RECORDS FOR THIS EXERCISE:
---
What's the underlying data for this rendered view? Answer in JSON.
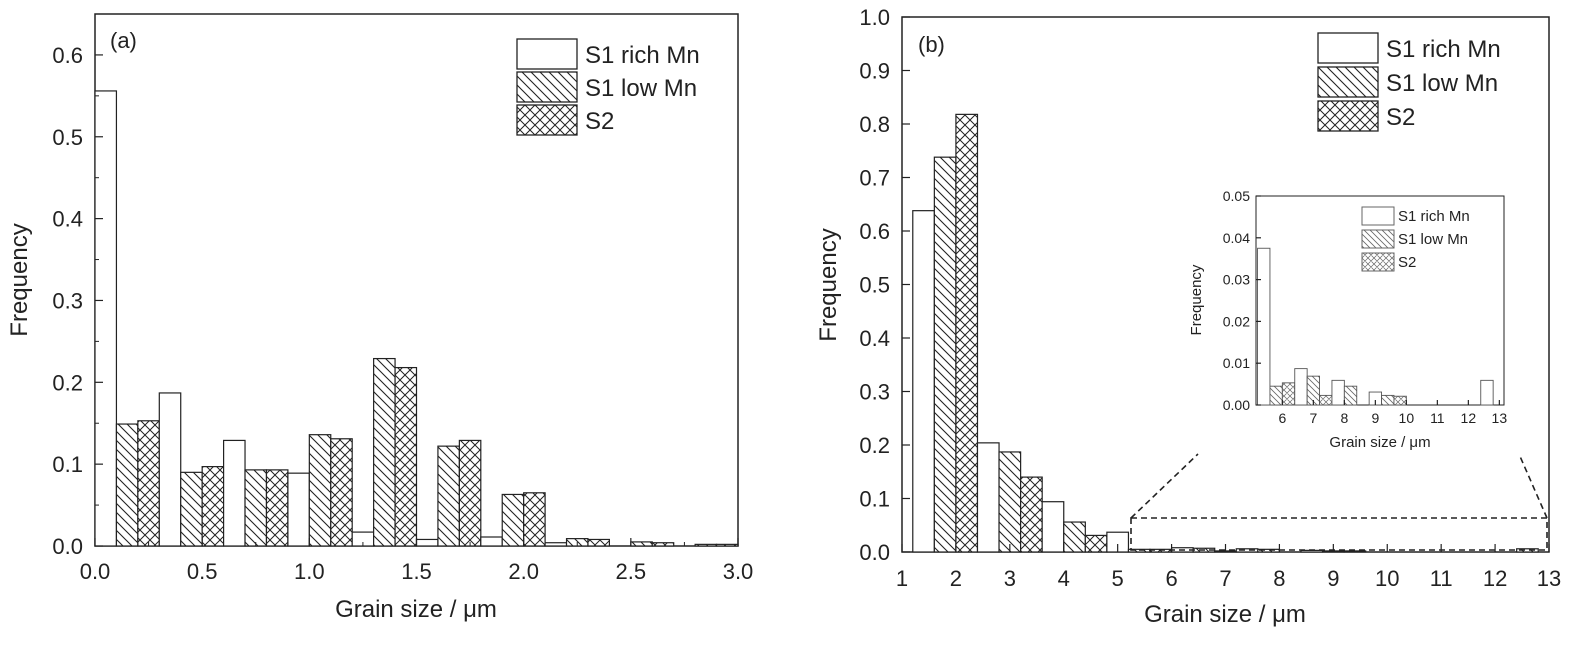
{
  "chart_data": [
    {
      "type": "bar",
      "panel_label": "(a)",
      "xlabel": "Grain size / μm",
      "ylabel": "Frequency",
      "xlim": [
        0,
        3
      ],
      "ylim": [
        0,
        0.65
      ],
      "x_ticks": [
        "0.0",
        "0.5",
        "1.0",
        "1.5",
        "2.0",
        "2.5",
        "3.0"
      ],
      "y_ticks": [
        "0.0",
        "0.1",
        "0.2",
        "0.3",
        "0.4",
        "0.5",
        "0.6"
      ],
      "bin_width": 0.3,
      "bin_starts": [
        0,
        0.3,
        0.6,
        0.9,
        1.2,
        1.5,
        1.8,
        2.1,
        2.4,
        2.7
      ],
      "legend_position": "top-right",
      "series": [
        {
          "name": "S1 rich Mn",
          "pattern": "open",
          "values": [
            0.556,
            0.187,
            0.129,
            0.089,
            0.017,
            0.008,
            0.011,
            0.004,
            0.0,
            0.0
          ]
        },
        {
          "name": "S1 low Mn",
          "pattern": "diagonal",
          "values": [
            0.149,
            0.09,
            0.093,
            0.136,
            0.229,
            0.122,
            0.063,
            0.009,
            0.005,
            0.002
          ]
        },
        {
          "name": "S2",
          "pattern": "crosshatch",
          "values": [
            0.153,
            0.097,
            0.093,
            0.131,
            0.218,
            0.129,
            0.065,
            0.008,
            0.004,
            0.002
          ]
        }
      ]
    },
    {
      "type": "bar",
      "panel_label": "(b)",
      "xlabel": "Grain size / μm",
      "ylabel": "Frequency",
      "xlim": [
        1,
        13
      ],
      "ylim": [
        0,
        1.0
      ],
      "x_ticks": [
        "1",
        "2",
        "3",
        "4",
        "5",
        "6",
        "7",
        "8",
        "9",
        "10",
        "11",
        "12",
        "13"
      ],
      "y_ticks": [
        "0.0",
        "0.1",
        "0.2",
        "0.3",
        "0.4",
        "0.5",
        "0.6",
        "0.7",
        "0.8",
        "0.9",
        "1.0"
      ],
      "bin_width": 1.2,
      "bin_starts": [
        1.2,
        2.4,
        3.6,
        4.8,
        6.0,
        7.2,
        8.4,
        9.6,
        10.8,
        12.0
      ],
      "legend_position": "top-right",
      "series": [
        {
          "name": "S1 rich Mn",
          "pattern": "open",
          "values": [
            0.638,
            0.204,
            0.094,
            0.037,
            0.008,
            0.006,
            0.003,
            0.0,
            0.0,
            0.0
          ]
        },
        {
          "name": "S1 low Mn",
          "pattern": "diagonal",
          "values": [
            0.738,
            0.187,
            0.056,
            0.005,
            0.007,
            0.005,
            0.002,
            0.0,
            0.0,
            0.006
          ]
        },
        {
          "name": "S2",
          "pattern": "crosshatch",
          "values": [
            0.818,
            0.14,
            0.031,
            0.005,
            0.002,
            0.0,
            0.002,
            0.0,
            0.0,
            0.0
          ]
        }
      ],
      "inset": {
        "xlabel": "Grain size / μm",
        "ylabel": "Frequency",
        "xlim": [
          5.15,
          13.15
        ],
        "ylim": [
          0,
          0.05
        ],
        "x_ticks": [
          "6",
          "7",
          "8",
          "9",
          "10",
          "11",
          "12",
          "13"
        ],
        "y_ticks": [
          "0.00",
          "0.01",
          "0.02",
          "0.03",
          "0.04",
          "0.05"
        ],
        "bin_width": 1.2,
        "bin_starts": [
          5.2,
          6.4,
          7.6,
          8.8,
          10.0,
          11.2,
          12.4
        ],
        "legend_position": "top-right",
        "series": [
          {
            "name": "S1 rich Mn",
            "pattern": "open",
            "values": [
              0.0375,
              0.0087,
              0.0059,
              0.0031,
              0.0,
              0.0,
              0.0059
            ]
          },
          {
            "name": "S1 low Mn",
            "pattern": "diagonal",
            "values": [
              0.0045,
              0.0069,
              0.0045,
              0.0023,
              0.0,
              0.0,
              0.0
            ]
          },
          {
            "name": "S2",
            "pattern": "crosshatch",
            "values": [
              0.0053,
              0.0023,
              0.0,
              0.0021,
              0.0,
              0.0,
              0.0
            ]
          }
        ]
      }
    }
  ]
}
---
EXERCISE DESCRIPTION: Repeat the data exactly, dropping every picture it holds.

OUTPUT FOR THIS TASK:
What's the underlying data for this rendered view? Answer in JSON.
{
  "chart_data": [
    {
      "type": "bar",
      "panel_label": "(a)",
      "xlabel": "Grain size / μm",
      "ylabel": "Frequency",
      "xlim": [
        0,
        3
      ],
      "ylim": [
        0,
        0.65
      ],
      "x_ticks": [
        "0.0",
        "0.5",
        "1.0",
        "1.5",
        "2.0",
        "2.5",
        "3.0"
      ],
      "y_ticks": [
        "0.0",
        "0.1",
        "0.2",
        "0.3",
        "0.4",
        "0.5",
        "0.6"
      ],
      "bin_width": 0.3,
      "bin_starts": [
        0,
        0.3,
        0.6,
        0.9,
        1.2,
        1.5,
        1.8,
        2.1,
        2.4,
        2.7
      ],
      "legend_position": "top-right",
      "series": [
        {
          "name": "S1 rich Mn",
          "pattern": "open",
          "values": [
            0.556,
            0.187,
            0.129,
            0.089,
            0.017,
            0.008,
            0.011,
            0.004,
            0.0,
            0.0
          ]
        },
        {
          "name": "S1 low Mn",
          "pattern": "diagonal",
          "values": [
            0.149,
            0.09,
            0.093,
            0.136,
            0.229,
            0.122,
            0.063,
            0.009,
            0.005,
            0.002
          ]
        },
        {
          "name": "S2",
          "pattern": "crosshatch",
          "values": [
            0.153,
            0.097,
            0.093,
            0.131,
            0.218,
            0.129,
            0.065,
            0.008,
            0.004,
            0.002
          ]
        }
      ]
    },
    {
      "type": "bar",
      "panel_label": "(b)",
      "xlabel": "Grain size / μm",
      "ylabel": "Frequency",
      "xlim": [
        1,
        13
      ],
      "ylim": [
        0,
        1.0
      ],
      "x_ticks": [
        "1",
        "2",
        "3",
        "4",
        "5",
        "6",
        "7",
        "8",
        "9",
        "10",
        "11",
        "12",
        "13"
      ],
      "y_ticks": [
        "0.0",
        "0.1",
        "0.2",
        "0.3",
        "0.4",
        "0.5",
        "0.6",
        "0.7",
        "0.8",
        "0.9",
        "1.0"
      ],
      "bin_width": 1.2,
      "bin_starts": [
        1.2,
        2.4,
        3.6,
        4.8,
        6.0,
        7.2,
        8.4,
        9.6,
        10.8,
        12.0
      ],
      "legend_position": "top-right",
      "series": [
        {
          "name": "S1 rich Mn",
          "pattern": "open",
          "values": [
            0.638,
            0.204,
            0.094,
            0.037,
            0.008,
            0.006,
            0.003,
            0.0,
            0.0,
            0.0
          ]
        },
        {
          "name": "S1 low Mn",
          "pattern": "diagonal",
          "values": [
            0.738,
            0.187,
            0.056,
            0.005,
            0.007,
            0.005,
            0.002,
            0.0,
            0.0,
            0.006
          ]
        },
        {
          "name": "S2",
          "pattern": "crosshatch",
          "values": [
            0.818,
            0.14,
            0.031,
            0.005,
            0.002,
            0.0,
            0.002,
            0.0,
            0.0,
            0.0
          ]
        }
      ],
      "inset": {
        "xlabel": "Grain size / μm",
        "ylabel": "Frequency",
        "xlim": [
          5.15,
          13.15
        ],
        "ylim": [
          0,
          0.05
        ],
        "x_ticks": [
          "6",
          "7",
          "8",
          "9",
          "10",
          "11",
          "12",
          "13"
        ],
        "y_ticks": [
          "0.00",
          "0.01",
          "0.02",
          "0.03",
          "0.04",
          "0.05"
        ],
        "bin_width": 1.2,
        "bin_starts": [
          5.2,
          6.4,
          7.6,
          8.8,
          10.0,
          11.2,
          12.4
        ],
        "legend_position": "top-right",
        "series": [
          {
            "name": "S1 rich Mn",
            "pattern": "open",
            "values": [
              0.0375,
              0.0087,
              0.0059,
              0.0031,
              0.0,
              0.0,
              0.0059
            ]
          },
          {
            "name": "S1 low Mn",
            "pattern": "diagonal",
            "values": [
              0.0045,
              0.0069,
              0.0045,
              0.0023,
              0.0,
              0.0,
              0.0
            ]
          },
          {
            "name": "S2",
            "pattern": "crosshatch",
            "values": [
              0.0053,
              0.0023,
              0.0,
              0.0021,
              0.0,
              0.0,
              0.0
            ]
          }
        ]
      }
    }
  ]
}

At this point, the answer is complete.